(Chart and figure data)

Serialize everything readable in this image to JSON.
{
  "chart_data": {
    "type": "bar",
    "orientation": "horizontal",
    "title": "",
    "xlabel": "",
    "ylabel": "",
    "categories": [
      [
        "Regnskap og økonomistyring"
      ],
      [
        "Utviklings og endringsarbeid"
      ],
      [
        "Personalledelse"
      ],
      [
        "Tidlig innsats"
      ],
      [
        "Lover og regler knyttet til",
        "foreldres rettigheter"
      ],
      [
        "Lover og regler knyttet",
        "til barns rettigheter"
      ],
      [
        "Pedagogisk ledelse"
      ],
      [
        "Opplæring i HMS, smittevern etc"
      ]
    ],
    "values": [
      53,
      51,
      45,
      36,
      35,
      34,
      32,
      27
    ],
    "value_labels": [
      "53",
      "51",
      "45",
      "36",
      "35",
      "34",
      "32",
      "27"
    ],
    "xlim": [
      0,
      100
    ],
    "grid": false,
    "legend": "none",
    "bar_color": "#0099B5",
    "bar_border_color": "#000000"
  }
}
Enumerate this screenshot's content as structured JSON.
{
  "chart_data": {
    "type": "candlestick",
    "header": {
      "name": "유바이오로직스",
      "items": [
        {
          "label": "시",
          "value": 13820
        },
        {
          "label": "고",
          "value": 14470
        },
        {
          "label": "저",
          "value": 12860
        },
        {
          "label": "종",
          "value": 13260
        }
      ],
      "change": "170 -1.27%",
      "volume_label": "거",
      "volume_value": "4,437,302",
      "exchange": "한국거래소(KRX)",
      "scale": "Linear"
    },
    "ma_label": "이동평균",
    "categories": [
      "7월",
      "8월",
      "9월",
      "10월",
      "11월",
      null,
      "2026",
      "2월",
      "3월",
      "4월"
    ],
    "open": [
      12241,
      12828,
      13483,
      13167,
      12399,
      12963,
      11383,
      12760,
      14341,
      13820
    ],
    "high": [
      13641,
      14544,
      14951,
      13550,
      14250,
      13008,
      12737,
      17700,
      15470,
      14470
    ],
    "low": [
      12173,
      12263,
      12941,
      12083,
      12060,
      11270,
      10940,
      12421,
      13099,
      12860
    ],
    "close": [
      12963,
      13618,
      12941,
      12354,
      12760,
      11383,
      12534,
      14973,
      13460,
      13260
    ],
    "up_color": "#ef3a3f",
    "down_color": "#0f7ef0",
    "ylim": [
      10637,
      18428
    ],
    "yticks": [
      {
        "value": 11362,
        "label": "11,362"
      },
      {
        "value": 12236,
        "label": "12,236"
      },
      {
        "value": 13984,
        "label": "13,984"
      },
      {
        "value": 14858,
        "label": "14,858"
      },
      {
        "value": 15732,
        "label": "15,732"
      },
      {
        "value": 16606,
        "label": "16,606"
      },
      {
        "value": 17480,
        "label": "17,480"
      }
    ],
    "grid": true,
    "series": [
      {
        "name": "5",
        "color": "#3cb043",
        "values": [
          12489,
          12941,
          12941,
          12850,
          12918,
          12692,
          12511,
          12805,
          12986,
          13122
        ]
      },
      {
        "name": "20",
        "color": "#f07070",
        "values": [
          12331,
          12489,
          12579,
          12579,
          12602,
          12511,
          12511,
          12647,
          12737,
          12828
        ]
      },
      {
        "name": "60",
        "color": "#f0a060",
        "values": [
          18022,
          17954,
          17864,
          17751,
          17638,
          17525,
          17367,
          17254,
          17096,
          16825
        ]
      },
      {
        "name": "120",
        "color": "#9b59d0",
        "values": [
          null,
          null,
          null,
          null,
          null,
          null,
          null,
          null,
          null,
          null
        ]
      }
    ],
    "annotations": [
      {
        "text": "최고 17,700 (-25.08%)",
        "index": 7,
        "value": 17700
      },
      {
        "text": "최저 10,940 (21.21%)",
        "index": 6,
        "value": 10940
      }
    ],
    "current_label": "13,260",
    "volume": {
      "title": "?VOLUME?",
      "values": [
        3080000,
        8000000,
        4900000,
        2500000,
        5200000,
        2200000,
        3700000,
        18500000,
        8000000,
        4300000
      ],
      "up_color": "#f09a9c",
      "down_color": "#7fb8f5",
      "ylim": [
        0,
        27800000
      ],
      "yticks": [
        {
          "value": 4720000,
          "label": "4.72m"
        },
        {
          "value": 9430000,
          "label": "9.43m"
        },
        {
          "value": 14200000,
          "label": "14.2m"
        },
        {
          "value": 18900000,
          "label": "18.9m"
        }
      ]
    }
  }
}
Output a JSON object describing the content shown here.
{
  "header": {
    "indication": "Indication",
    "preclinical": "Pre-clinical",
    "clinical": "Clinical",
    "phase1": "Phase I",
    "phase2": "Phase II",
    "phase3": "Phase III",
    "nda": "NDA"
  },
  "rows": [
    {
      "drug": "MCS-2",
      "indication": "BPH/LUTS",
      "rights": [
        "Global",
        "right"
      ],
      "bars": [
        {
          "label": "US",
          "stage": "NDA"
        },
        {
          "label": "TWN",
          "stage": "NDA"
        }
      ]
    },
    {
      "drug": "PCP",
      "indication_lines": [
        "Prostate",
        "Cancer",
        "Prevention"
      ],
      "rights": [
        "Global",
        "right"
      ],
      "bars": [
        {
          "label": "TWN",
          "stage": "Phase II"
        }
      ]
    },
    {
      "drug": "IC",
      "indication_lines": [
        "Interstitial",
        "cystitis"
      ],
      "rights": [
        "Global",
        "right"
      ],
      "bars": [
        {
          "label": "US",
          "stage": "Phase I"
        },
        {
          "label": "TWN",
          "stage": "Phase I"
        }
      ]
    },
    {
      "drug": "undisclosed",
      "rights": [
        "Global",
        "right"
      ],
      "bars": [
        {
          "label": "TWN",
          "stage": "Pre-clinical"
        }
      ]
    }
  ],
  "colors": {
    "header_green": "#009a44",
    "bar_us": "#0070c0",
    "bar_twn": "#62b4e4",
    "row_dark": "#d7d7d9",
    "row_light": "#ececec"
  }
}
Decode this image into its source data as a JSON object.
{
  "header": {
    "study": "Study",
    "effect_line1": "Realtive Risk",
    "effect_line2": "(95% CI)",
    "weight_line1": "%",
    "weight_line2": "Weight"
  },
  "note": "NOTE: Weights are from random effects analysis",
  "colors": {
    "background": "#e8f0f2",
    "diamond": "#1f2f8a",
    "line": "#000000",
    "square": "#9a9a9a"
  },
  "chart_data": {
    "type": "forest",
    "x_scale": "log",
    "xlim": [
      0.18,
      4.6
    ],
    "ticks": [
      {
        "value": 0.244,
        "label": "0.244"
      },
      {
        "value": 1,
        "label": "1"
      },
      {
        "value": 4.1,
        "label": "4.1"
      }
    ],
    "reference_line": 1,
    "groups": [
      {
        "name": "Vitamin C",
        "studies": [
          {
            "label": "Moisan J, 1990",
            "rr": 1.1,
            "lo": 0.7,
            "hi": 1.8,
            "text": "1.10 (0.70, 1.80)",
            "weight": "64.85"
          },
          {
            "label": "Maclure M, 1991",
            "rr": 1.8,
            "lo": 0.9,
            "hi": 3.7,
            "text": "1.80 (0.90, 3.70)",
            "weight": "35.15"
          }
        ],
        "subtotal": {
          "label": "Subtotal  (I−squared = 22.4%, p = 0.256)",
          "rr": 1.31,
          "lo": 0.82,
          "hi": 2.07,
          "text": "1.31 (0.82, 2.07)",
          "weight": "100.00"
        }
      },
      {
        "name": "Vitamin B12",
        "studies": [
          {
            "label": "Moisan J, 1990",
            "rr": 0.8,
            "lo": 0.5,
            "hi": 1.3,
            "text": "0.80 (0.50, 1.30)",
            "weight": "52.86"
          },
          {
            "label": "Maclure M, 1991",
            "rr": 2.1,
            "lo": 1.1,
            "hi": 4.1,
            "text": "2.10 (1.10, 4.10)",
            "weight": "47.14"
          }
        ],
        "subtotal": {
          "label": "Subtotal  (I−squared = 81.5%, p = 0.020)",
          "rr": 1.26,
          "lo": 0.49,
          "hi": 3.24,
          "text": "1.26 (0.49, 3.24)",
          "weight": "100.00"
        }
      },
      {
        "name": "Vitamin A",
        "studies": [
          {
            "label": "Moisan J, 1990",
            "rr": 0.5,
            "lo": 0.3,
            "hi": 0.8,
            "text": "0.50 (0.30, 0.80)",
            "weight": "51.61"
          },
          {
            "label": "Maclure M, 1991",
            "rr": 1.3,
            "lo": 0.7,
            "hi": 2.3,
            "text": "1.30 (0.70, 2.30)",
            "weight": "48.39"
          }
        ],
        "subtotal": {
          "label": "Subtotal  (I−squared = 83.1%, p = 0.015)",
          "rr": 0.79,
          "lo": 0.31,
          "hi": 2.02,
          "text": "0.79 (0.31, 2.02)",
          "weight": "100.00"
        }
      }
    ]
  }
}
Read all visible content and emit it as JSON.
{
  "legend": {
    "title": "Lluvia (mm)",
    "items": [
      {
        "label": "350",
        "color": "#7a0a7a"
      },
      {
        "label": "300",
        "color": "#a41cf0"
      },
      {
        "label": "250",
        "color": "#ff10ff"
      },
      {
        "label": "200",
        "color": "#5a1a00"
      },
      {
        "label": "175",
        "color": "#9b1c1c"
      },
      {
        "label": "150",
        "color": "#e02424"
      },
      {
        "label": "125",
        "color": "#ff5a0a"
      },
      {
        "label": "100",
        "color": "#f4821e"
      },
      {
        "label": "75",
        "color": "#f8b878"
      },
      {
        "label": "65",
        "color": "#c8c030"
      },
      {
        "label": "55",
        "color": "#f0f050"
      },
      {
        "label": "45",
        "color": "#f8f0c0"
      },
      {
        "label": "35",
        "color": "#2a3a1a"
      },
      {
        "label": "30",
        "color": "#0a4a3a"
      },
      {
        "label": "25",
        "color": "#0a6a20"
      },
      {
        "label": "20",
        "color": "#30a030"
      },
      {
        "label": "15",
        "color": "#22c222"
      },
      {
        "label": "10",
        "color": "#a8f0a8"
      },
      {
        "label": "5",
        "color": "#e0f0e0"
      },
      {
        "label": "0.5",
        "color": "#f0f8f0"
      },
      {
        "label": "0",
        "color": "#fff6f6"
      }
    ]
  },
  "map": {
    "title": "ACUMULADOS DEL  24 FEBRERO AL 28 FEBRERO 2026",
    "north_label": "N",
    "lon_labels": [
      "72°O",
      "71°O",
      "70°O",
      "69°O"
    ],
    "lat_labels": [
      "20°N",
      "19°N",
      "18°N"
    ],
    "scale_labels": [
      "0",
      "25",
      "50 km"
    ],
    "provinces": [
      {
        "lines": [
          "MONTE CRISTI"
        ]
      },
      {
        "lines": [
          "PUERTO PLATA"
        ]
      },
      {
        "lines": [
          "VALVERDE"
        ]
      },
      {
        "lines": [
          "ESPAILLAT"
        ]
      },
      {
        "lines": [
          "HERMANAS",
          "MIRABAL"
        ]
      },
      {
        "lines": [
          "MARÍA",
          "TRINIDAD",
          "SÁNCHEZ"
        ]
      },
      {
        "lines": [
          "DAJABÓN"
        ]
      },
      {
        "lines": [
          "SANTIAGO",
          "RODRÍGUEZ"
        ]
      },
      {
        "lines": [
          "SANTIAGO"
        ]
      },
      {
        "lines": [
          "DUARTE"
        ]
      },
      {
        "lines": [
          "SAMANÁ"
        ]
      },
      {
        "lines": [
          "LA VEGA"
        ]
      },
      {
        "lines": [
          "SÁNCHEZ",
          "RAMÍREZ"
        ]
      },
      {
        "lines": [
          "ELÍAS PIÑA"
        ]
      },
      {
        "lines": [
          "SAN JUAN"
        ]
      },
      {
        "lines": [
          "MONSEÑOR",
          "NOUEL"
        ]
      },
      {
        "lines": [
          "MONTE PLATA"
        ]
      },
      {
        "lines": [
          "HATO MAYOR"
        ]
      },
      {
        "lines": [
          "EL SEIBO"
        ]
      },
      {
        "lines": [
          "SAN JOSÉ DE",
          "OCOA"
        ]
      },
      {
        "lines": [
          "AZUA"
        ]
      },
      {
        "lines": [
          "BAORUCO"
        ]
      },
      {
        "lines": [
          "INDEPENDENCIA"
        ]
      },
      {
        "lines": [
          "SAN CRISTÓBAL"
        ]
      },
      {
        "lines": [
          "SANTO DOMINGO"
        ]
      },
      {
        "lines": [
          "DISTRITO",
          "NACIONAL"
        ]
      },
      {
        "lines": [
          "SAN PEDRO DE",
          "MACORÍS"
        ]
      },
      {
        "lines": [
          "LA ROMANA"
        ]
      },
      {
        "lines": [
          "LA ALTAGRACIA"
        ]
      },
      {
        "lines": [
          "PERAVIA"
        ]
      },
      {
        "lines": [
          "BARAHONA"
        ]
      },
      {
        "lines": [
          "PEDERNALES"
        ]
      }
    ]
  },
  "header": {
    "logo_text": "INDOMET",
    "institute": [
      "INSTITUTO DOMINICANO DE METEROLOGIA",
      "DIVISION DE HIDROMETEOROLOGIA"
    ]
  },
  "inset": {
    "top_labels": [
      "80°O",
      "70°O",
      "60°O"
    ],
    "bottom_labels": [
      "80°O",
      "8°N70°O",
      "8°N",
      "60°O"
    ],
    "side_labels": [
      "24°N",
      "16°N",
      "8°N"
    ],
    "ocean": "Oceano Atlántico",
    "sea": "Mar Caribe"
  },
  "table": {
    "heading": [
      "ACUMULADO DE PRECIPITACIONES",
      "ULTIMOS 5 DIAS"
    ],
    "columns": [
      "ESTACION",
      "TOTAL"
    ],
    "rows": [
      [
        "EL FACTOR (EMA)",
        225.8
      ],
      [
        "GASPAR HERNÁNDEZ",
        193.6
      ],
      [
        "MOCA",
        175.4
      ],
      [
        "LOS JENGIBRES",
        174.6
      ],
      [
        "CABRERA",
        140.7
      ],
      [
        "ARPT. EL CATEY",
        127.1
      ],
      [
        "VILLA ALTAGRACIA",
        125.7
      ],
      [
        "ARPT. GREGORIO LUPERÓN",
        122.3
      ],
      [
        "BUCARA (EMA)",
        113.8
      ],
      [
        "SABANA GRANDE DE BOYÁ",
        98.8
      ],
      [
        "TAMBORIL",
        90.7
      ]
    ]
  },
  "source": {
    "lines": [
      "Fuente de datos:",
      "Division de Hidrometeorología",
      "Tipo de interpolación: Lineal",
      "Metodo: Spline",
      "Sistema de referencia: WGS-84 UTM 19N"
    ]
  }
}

_PROBLEM DESCRIPTION_:
Check each line of the records for the word "Phase" and extract those that contain it.

_TASK SOLUTION_:
    "phase1": "Phase I",
    "phase2": "Phase II",
    "phase3": "Phase III",
          "stage": "Phase II"
          "stage": "Phase I"
          "stage": "Phase I"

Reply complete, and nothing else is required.